■ **TASK GOAL**
In this exercise, return the whole listing exactly, excluding any images.
===== DATA EXTRACT =====
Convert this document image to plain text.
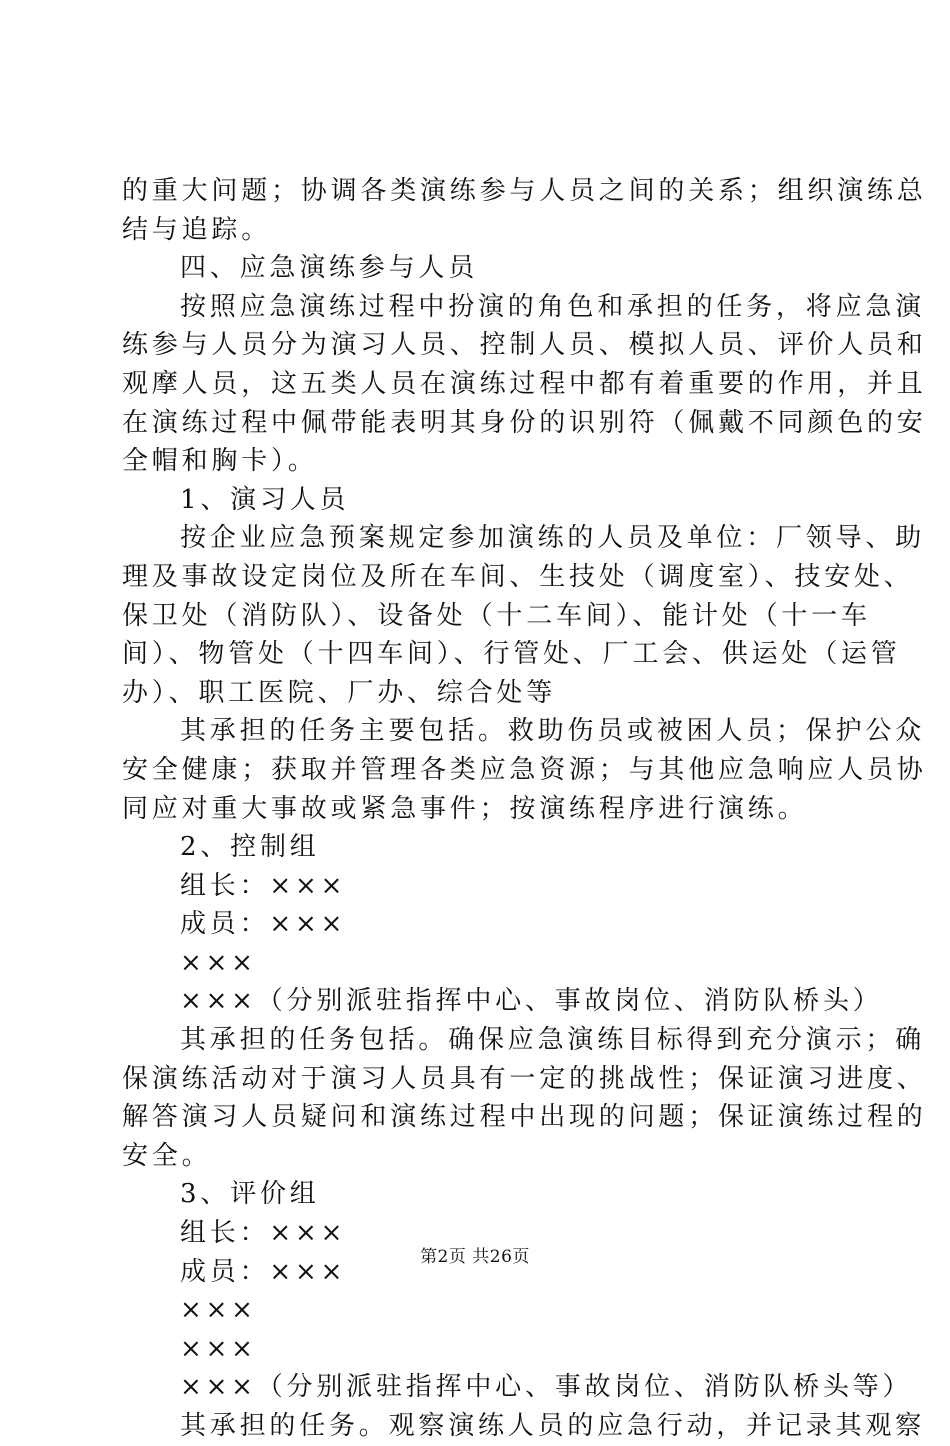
的重大问题；协调各类演练参与人员之间的关系；组织演练总
结与追踪。
四、应急演练参与人员
按照应急演练过程中扮演的角色和承担的任务，将应急演
练参与人员分为演习人员、控制人员、模拟人员、评价人员和
观摩人员，这五类人员在演练过程中都有着重要的作用，并且
在演练过程中佩带能表明其身份的识别符（佩戴不同颜色的安
全帽和胸卡）。
1、演习人员
按企业应急预案规定参加演练的人员及单位：厂领导、助
理及事故设定岗位及所在车间、生技处（调度室）、技安处、
保卫处（消防队）、设备处（十二车间）、能计处（十一车
间）、物管处（十四车间）、行管处、厂工会、供运处（运管
办）、职工医院、厂办、综合处等
其承担的任务主要包括。救助伤员或被困人员；保护公众
安全健康；获取并管理各类应急资源；与其他应急响应人员协
同应对重大事故或紧急事件；按演练程序进行演练。
2、控制组
组长：×××
成员：×××
×××
×××（分别派驻指挥中心、事故岗位、消防队桥头）
其承担的任务包括。确保应急演练目标得到充分演示；确
保演练活动对于演习人员具有一定的挑战性；保证演习进度、
解答演习人员疑问和演练过程中出现的问题；保证演练过程的
安全。
3、评价组
组长：×××
成员：×××
×××
×××
×××（分别派驻指挥中心、事故岗位、消防队桥头等）
其承担的任务。观察演练人员的应急行动，并记录其观察
第2页 共26页
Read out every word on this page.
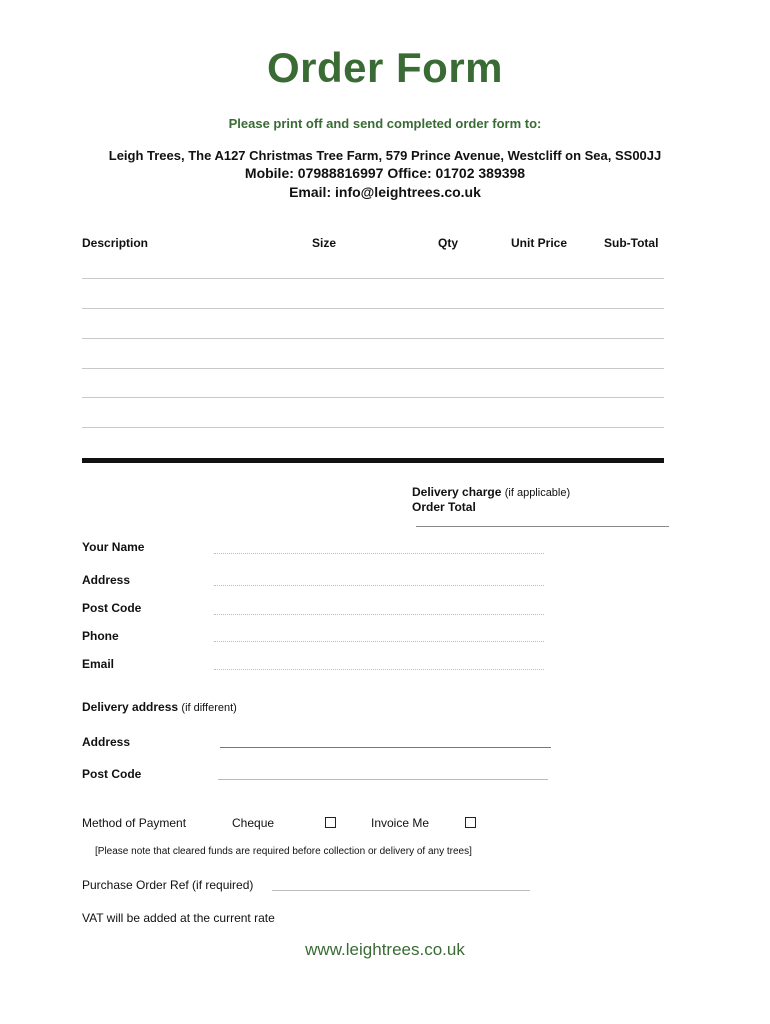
Order Form
Please print off and send completed order form to:
Leigh Trees, The A127 Christmas Tree Farm, 579 Prince Avenue, Westcliff on Sea, SS00JJ
Mobile: 07988816997 Office: 01702 389398
Email: info@leightrees.co.uk
Description	Size	Qty	Unit Price	Sub-Total
Delivery charge (if applicable)
Order Total
Your Name
Address
Post Code
Phone
Email
Delivery address (if different)
Address
Post Code
Method of Payment	Cheque	Invoice Me
[Please note that cleared funds are required before collection or delivery of any trees]
Purchase Order Ref (if required)
VAT will be added at the current rate
www.leightrees.co.uk
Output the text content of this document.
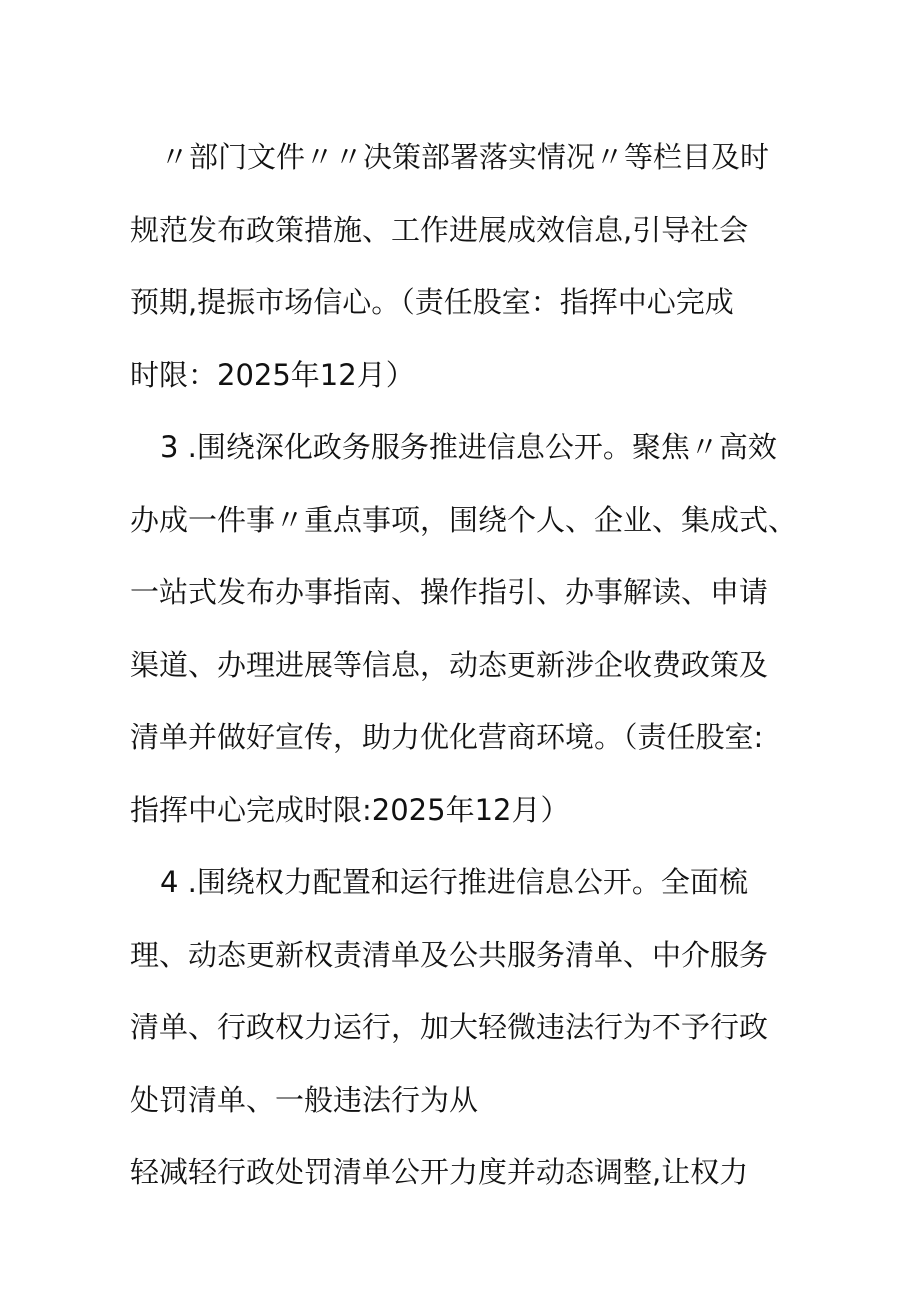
〃部门文件〃〃决策部署落实情况〃等栏目及时
规范发布政策措施、工作进展成效信息,引导社会
预期,提振市场信心。（责任股室：指挥中心完成
时限：2025年12月）
3 .围绕深化政务服务推进信息公开。聚焦〃高效
办成一件事〃重点事项，围绕个人、企业、集成式、
一站式发布办事指南、操作指引、办事解读、申请
渠道、办理进展等信息，动态更新涉企收费政策及
清单并做好宣传，助力优化营商环境。（责任股室:
指挥中心完成时限:2025年12月）
4 .围绕权力配置和运行推进信息公开。全面梳
理、动态更新权责清单及公共服务清单、中介服务
清单、行政权力运行，加大轻微违法行为不予行政
处罚清单、一般违法行为从
轻减轻行政处罚清单公开力度并动态调整,让权力
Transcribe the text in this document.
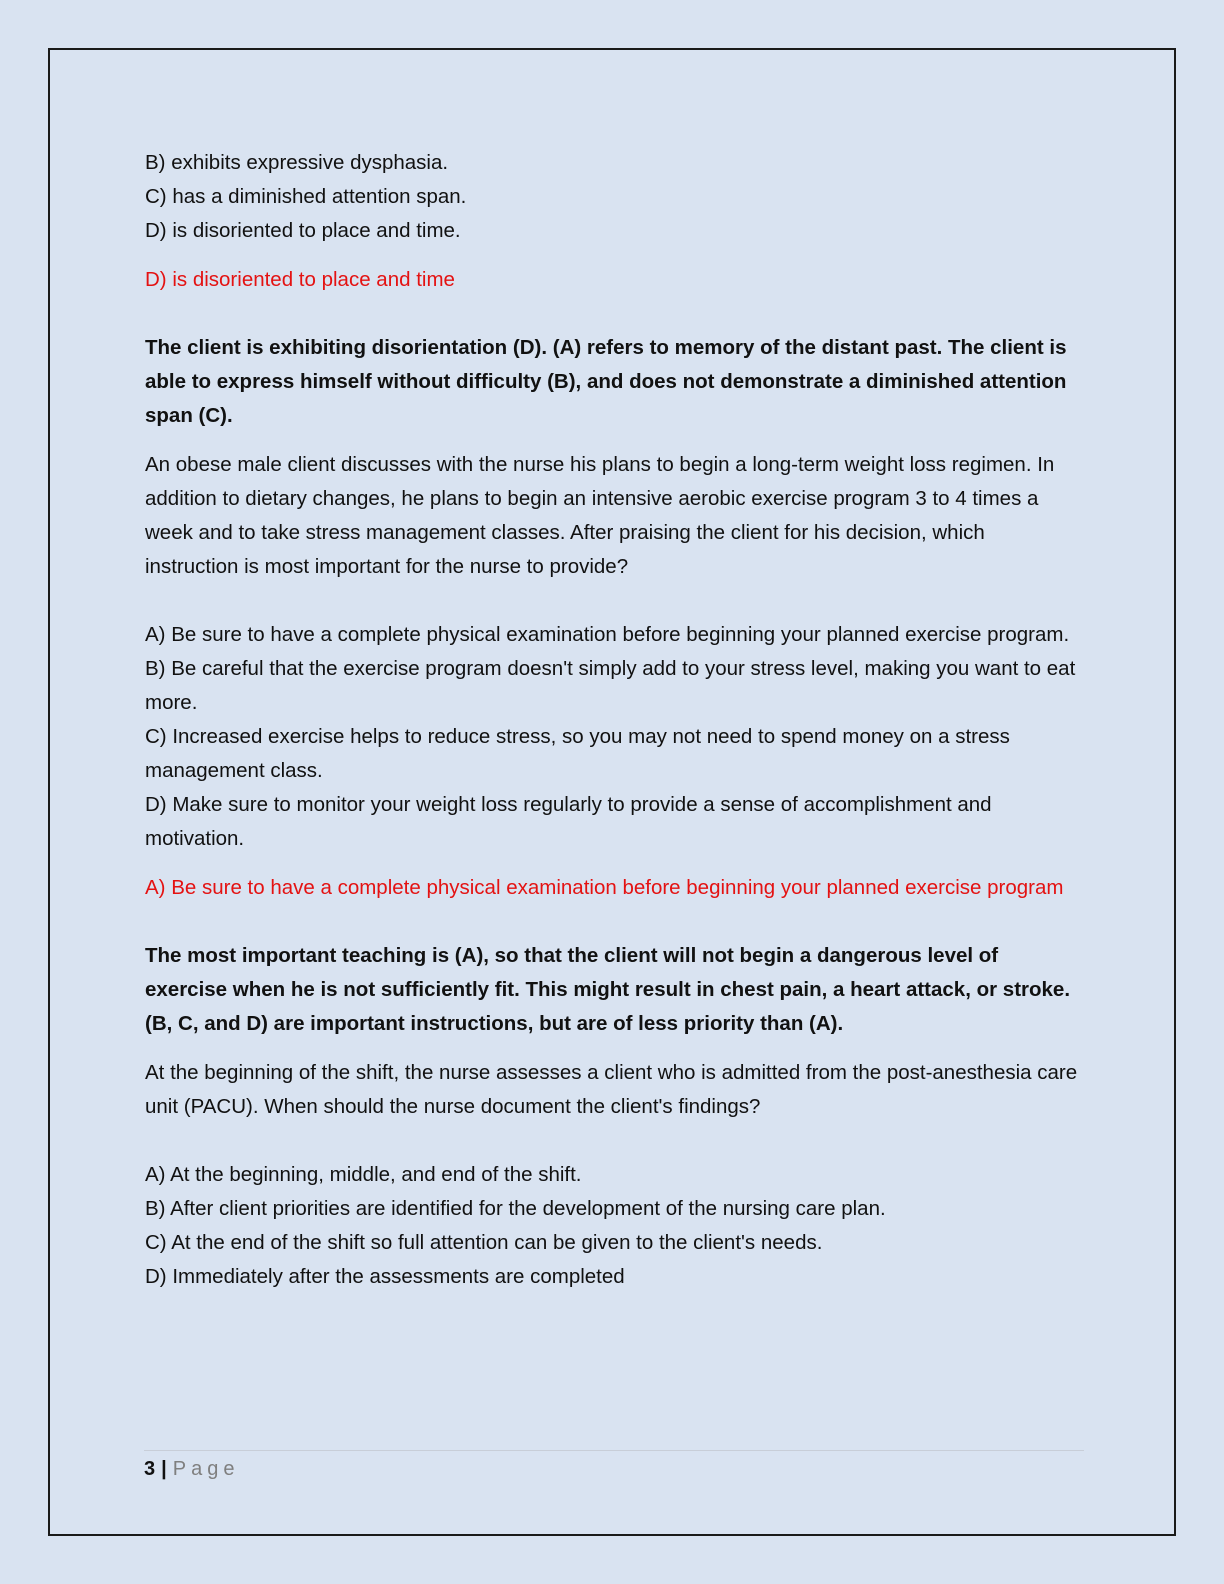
B) exhibits expressive dysphasia.

C) has a diminished attention span.

D) is disoriented to place and time.

D) is disoriented to place and time

The client is exhibiting disorientation (D). (A) refers to memory of the distant past. The client is able to express himself without difficulty (B), and does not demonstrate a diminished attention span (C).

An obese male client discusses with the nurse his plans to begin a long-term weight loss regimen. In addition to dietary changes, he plans to begin an intensive aerobic exercise program 3 to 4 times a week and to take stress management classes. After praising the client for his decision, which instruction is most important for the nurse to provide?

A) Be sure to have a complete physical examination before beginning your planned exercise program.

B) Be careful that the exercise program doesn't simply add to your stress level, making you want to eat more.

C) Increased exercise helps to reduce stress, so you may not need to spend money on a stress management class.

D) Make sure to monitor your weight loss regularly to provide a sense of accomplishment and motivation.

A) Be sure to have a complete physical examination before beginning your planned exercise program

The most important teaching is (A), so that the client will not begin a dangerous level of exercise when he is not sufficiently fit. This might result in chest pain, a heart attack, or stroke. (B, C, and D) are important instructions, but are of less priority than (A).

At the beginning of the shift, the nurse assesses a client who is admitted from the post-anesthesia care unit (PACU). When should the nurse document the client's findings?

A) At the beginning, middle, and end of the shift.

B) After client priorities are identified for the development of the nursing care plan.

C) At the end of the shift so full attention can be given to the client's needs.

D) Immediately after the assessments are completed

3 | Page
=====
■ **FULL SOLUTION**
Convert this document image to plain text.
的重大问题；协调各类演练参与人员之间的关系；组织演练总
结与追踪。
四、应急演练参与人员
按照应急演练过程中扮演的角色和承担的任务，将应急演
练参与人员分为演习人员、控制人员、模拟人员、评价人员和
观摩人员，这五类人员在演练过程中都有着重要的作用，并且
在演练过程中佩带能表明其身份的识别符（佩戴不同颜色的安
全帽和胸卡）。
1、演习人员
按企业应急预案规定参加演练的人员及单位：厂领导、助
理及事故设定岗位及所在车间、生技处（调度室）、技安处、
保卫处（消防队）、设备处（十二车间）、能计处（十一车
间）、物管处（十四车间）、行管处、厂工会、供运处（运管
办）、职工医院、厂办、综合处等
其承担的任务主要包括。救助伤员或被困人员；保护公众
安全健康；获取并管理各类应急资源；与其他应急响应人员协
同应对重大事故或紧急事件；按演练程序进行演练。
2、控制组
组长：×××
成员：×××
×××
×××（分别派驻指挥中心、事故岗位、消防队桥头）
其承担的任务包括。确保应急演练目标得到充分演示；确
保演练活动对于演习人员具有一定的挑战性；保证演习进度、
解答演习人员疑问和演练过程中出现的问题；保证演练过程的
安全。
3、评价组
组长：×××
成员：×××
×××
×××
×××（分别派驻指挥中心、事故岗位、消防队桥头等）
其承担的任务。观察演练人员的应急行动，并记录其观察
第2页 共26页
Read out every word on this page.
Order Form
Please print off and send completed order form to:
Leigh Trees, The A127 Christmas Tree Farm, 579 Prince Avenue, Westcliff on Sea, SS00JJ
Mobile: 07988816997 Office: 01702 389398
Email: info@leightrees.co.uk
Description	Size	Qty	Unit Price	Sub-Total
Delivery charge (if applicable)
Order Total
Your Name
Address
Post Code
Phone
Email
Delivery address (if different)
Address
Post Code
Method of Payment	Cheque	Invoice Me
[Please note that cleared funds are required before collection or delivery of any trees]
Purchase Order Ref (if required)
VAT will be added at the current rate
www.leightrees.co.uk
Output the text content of this document.
〃部门文件〃〃决策部署落实情况〃等栏目及时
规范发布政策措施、工作进展成效信息,引导社会
预期,提振市场信心。（责任股室：指挥中心完成
时限：2025年12月）
3 .围绕深化政务服务推进信息公开。聚焦〃高效
办成一件事〃重点事项，围绕个人、企业、集成式、
一站式发布办事指南、操作指引、办事解读、申请
渠道、办理进展等信息，动态更新涉企收费政策及
清单并做好宣传，助力优化营商环境。（责任股室:
指挥中心完成时限:2025年12月）
4 .围绕权力配置和运行推进信息公开。全面梳
理、动态更新权责清单及公共服务清单、中介服务
清单、行政权力运行，加大轻微违法行为不予行政
处罚清单、一般违法行为从
轻减轻行政处罚清单公开力度并动态调整,让权力
Transcribe the text in this document.
B) exhibits expressive dysphasia.

C) has a diminished attention span.

D) is disoriented to place and time.

D) is disoriented to place and time

The client is exhibiting disorientation (D). (A) refers to memory of the distant past. The client is able to express himself without difficulty (B), and does not demonstrate a diminished attention span (C).

An obese male client discusses with the nurse his plans to begin a long-term weight loss regimen. In addition to dietary changes, he plans to begin an intensive aerobic exercise program 3 to 4 times a week and to take stress management classes. After praising the client for his decision, which instruction is most important for the nurse to provide?

A) Be sure to have a complete physical examination before beginning your planned exercise program.

B) Be careful that the exercise program doesn't simply add to your stress level, making you want to eat more.

C) Increased exercise helps to reduce stress, so you may not need to spend money on a stress management class.

D) Make sure to monitor your weight loss regularly to provide a sense of accomplishment and motivation.

A) Be sure to have a complete physical examination before beginning your planned exercise program

The most important teaching is (A), so that the client will not begin a dangerous level of exercise when he is not sufficiently fit. This might result in chest pain, a heart attack, or stroke. (B, C, and D) are important instructions, but are of less priority than (A).

At the beginning of the shift, the nurse assesses a client who is admitted from the post-anesthesia care unit (PACU). When should the nurse document the client's findings?

A) At the beginning, middle, and end of the shift.

B) After client priorities are identified for the development of the nursing care plan.

C) At the end of the shift so full attention can be given to the client's needs.

D) Immediately after the assessments are completed

3 | Page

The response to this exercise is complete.